Identify all lines of the data containing the string "pattern" and copy them.

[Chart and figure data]
_ _ _ _ _
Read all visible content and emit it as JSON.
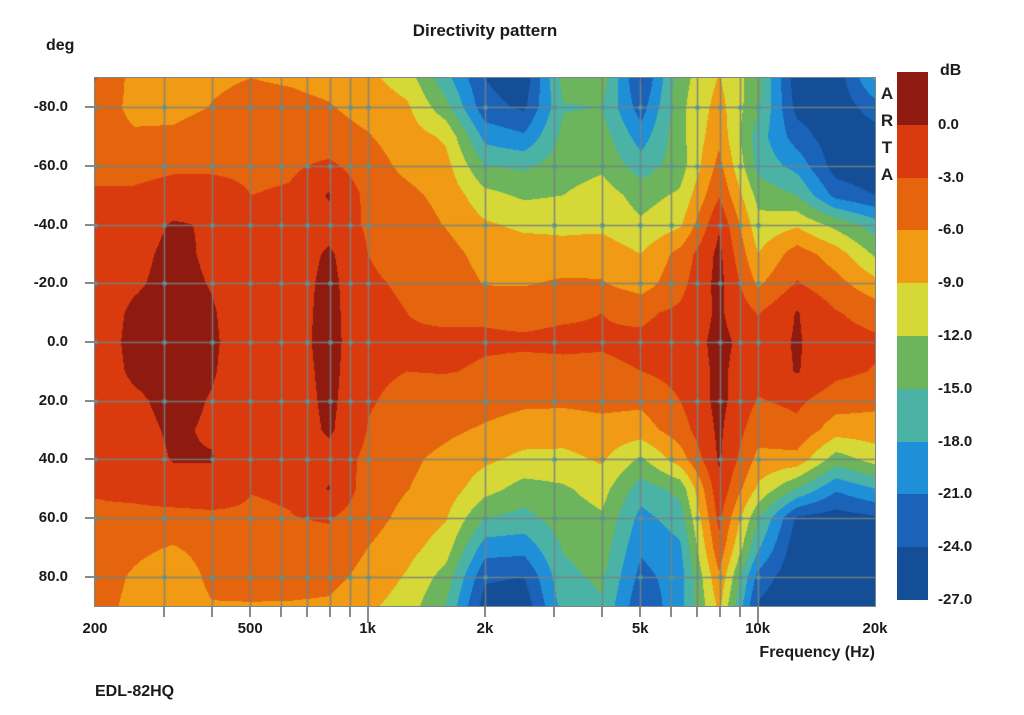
{
  "header": {
    "title": "Directivity pattern"
  },
  "watermark": "A\nR\nT\nA",
  "footer": {
    "label": "EDL-82HQ"
  },
  "y_axis": {
    "title": "deg",
    "tick_labels": [
      "-80.0",
      "-60.0",
      "-40.0",
      "-20.0",
      "0.0",
      "20.0",
      "40.0",
      "60.0",
      "80.0"
    ],
    "tick_values_deg": [
      -80,
      -60,
      -40,
      -20,
      0,
      20,
      40,
      60,
      80
    ]
  },
  "x_axis": {
    "title": "Frequency (Hz)",
    "tick_labels": [
      "200",
      "500",
      "1k",
      "2k",
      "5k",
      "10k",
      "20k"
    ],
    "tick_values_hz": [
      200,
      500,
      1000,
      2000,
      5000,
      10000,
      20000
    ],
    "major_tick_values_hz": [
      1000,
      10000
    ]
  },
  "colorbar": {
    "title": "dB",
    "labels": [
      "0.0",
      "-3.0",
      "-6.0",
      "-9.0",
      "-12.0",
      "-15.0",
      "-18.0",
      "-21.0",
      "-24.0",
      "-27.0"
    ],
    "colors": [
      "#8e1a10",
      "#da3b0e",
      "#e4650e",
      "#f09b13",
      "#d6d838",
      "#6cb55c",
      "#4ab3a6",
      "#1f8fd8",
      "#1a63b8",
      "#134e96"
    ]
  },
  "chart_data": {
    "type": "heatmap",
    "title": "Directivity pattern",
    "xlabel": "Frequency (Hz)",
    "ylabel": "deg",
    "x_scale": "log",
    "x_range_hz": [
      200,
      20000
    ],
    "y_range_deg": [
      -90,
      90
    ],
    "band_step_db": 3,
    "band_edges_db": [
      0,
      -3,
      -6,
      -9,
      -12,
      -15,
      -18,
      -21,
      -24,
      -27
    ],
    "band_colors": [
      "#8e1a10",
      "#da3b0e",
      "#e4650e",
      "#f09b13",
      "#d6d838",
      "#6cb55c",
      "#4ab3a6",
      "#1f8fd8",
      "#1a63b8",
      "#134e96"
    ],
    "grid_color": "#788282",
    "grid_dot_color": "#4e98a0",
    "grid_frequencies_hz": [
      300,
      400,
      500,
      600,
      700,
      800,
      900,
      1000,
      2000,
      3000,
      4000,
      5000,
      6000,
      7000,
      8000,
      9000,
      10000
    ],
    "grid_angles_deg": [
      -80,
      -60,
      -40,
      -20,
      0,
      20,
      40,
      60,
      80
    ],
    "x_frequencies_hz": [
      200,
      250,
      315,
      400,
      500,
      630,
      800,
      1000,
      1250,
      1600,
      2000,
      2500,
      3150,
      4000,
      5000,
      6300,
      8000,
      10000,
      12500,
      16000,
      20000
    ],
    "y_angles_deg": [
      -90,
      -80,
      -70,
      -60,
      -50,
      -40,
      -30,
      -20,
      -10,
      0,
      10,
      20,
      30,
      40,
      50,
      60,
      70,
      80,
      90
    ],
    "values_db": [
      [
        -2.8,
        -7.0,
        -7.3,
        -6.4,
        -6.0,
        -6.3,
        -6.8,
        -8.3,
        -10.5,
        -17.0,
        -24.0,
        -26.0,
        -14.0,
        -13.4,
        -24.5,
        -13.2,
        -8.8,
        -13.8,
        -26.0,
        -26.0,
        -17.5
      ],
      [
        -4.2,
        -6.8,
        -6.9,
        -5.9,
        -5.2,
        -5.3,
        -5.8,
        -7.0,
        -8.5,
        -14.0,
        -23.0,
        -24.5,
        -15.2,
        -15.0,
        -22.5,
        -12.8,
        -7.8,
        -14.5,
        -25.0,
        -26.0,
        -22.5
      ],
      [
        -4.5,
        -5.6,
        -5.4,
        -4.5,
        -4.6,
        -4.6,
        -4.8,
        -5.8,
        -7.5,
        -9.5,
        -19.0,
        -20.5,
        -14.2,
        -13.6,
        -19.5,
        -13.0,
        -6.8,
        -16.5,
        -22.5,
        -26.0,
        -25.5
      ],
      [
        -3.2,
        -3.8,
        -3.4,
        -3.8,
        -3.8,
        -3.5,
        -2.4,
        -4.6,
        -6.8,
        -8.0,
        -15.0,
        -15.5,
        -13.5,
        -12.6,
        -16.5,
        -13.5,
        -5.0,
        -16.0,
        -19.0,
        -25.5,
        -26.5
      ],
      [
        -2.9,
        -2.6,
        -2.0,
        -1.0,
        -3.0,
        -2.6,
        0.3,
        -3.8,
        -5.2,
        -7.0,
        -11.0,
        -12.5,
        -12.0,
        -10.5,
        -13.2,
        -11.5,
        -3.2,
        -13.0,
        -15.0,
        -22.0,
        -24.0
      ],
      [
        -2.6,
        -1.6,
        0.3,
        -0.3,
        -2.8,
        -2.3,
        -1.2,
        -3.4,
        -4.2,
        -6.2,
        -8.6,
        -9.6,
        -9.5,
        -9.8,
        -11.5,
        -9.5,
        -0.3,
        -11.0,
        -9.5,
        -13.0,
        -16.5
      ],
      [
        -2.3,
        -1.0,
        0.9,
        -0.6,
        -2.5,
        -2.0,
        0.5,
        -3.0,
        -3.6,
        -4.8,
        -7.2,
        -7.5,
        -8.2,
        -7.2,
        -9.0,
        -5.0,
        0.8,
        -9.0,
        -4.5,
        -7.5,
        -12.5
      ],
      [
        -2.1,
        -0.5,
        1.1,
        -0.2,
        -2.2,
        -1.8,
        1.0,
        -2.8,
        -3.2,
        -4.0,
        -6.2,
        -6.3,
        -5.5,
        -5.8,
        -7.5,
        -4.0,
        1.0,
        -6.5,
        -2.8,
        -5.0,
        -8.0
      ],
      [
        -1.9,
        0.6,
        1.4,
        0.3,
        -2.1,
        -1.6,
        1.1,
        -2.6,
        -3.0,
        -3.4,
        -3.2,
        -3.4,
        -3.2,
        -3.0,
        -3.5,
        -2.4,
        0.5,
        -3.2,
        0.2,
        -2.8,
        -4.2
      ],
      [
        -1.8,
        0.9,
        1.5,
        0.5,
        -2.0,
        -1.5,
        1.2,
        -2.5,
        -2.8,
        -2.6,
        -2.8,
        -2.8,
        -2.7,
        -2.8,
        -2.5,
        -1.8,
        0.8,
        -1.5,
        0.3,
        -1.8,
        -2.4
      ],
      [
        -1.9,
        0.6,
        1.3,
        0.3,
        -2.1,
        -1.7,
        1.0,
        -2.6,
        -3.0,
        -2.9,
        -3.2,
        -3.4,
        -3.4,
        -3.4,
        -3.0,
        -2.0,
        0.6,
        -2.0,
        0.2,
        -2.2,
        -3.2
      ],
      [
        -2.1,
        -0.6,
        1.0,
        -0.2,
        -2.3,
        -1.9,
        0.8,
        -2.8,
        -3.6,
        -4.0,
        -4.8,
        -5.4,
        -5.5,
        -5.2,
        -5.4,
        -3.0,
        0.9,
        -3.2,
        -2.4,
        -4.6,
        -5.2
      ],
      [
        -2.3,
        -1.1,
        0.5,
        -0.4,
        -2.5,
        -2.1,
        0.5,
        -3.1,
        -4.4,
        -5.4,
        -6.4,
        -7.4,
        -7.5,
        -7.0,
        -7.4,
        -4.4,
        0.6,
        -4.8,
        -3.8,
        -7.6,
        -7.4
      ],
      [
        -2.5,
        -1.8,
        0.2,
        0.2,
        -2.7,
        -2.4,
        -1.2,
        -3.7,
        -5.4,
        -6.8,
        -8.4,
        -9.8,
        -9.9,
        -8.6,
        -12.5,
        -7.5,
        0.4,
        -6.8,
        -7.0,
        -13.5,
        -10.8
      ],
      [
        -2.8,
        -2.4,
        -1.6,
        -1.4,
        -2.9,
        -2.7,
        0.2,
        -4.4,
        -5.9,
        -7.4,
        -10.8,
        -13.2,
        -12.4,
        -10.8,
        -16.5,
        -14.0,
        -0.8,
        -9.5,
        -15.0,
        -20.5,
        -18.0
      ],
      [
        -3.4,
        -3.6,
        -3.8,
        -3.6,
        -3.4,
        -3.1,
        -2.8,
        -4.8,
        -6.9,
        -8.8,
        -15.0,
        -16.0,
        -13.5,
        -12.4,
        -19.0,
        -16.5,
        -2.2,
        -14.5,
        -24.5,
        -25.5,
        -24.5
      ],
      [
        -4.0,
        -5.2,
        -6.2,
        -4.8,
        -3.8,
        -3.6,
        -3.8,
        -6.0,
        -7.9,
        -10.5,
        -19.5,
        -19.8,
        -14.8,
        -13.4,
        -20.5,
        -18.5,
        -3.8,
        -17.5,
        -26.0,
        -26.0,
        -26.0
      ],
      [
        -4.4,
        -6.4,
        -8.2,
        -5.2,
        -4.8,
        -4.6,
        -5.0,
        -7.0,
        -9.3,
        -13.2,
        -23.5,
        -24.0,
        -15.8,
        -14.4,
        -22.0,
        -19.5,
        -6.4,
        -22.0,
        -26.5,
        -26.5,
        -26.8
      ],
      [
        -4.8,
        -6.8,
        -8.0,
        -6.2,
        -6.2,
        -6.3,
        -6.5,
        -8.4,
        -10.4,
        -15.2,
        -25.5,
        -26.0,
        -16.8,
        -15.4,
        -23.5,
        -19.0,
        -8.3,
        -24.5,
        -27.0,
        -27.0,
        -27.2
      ]
    ]
  }
}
_ _ _ _ _
◆ THE SOLUTION ◆
    "title": "Directivity pattern"
    "title": "Directivity pattern",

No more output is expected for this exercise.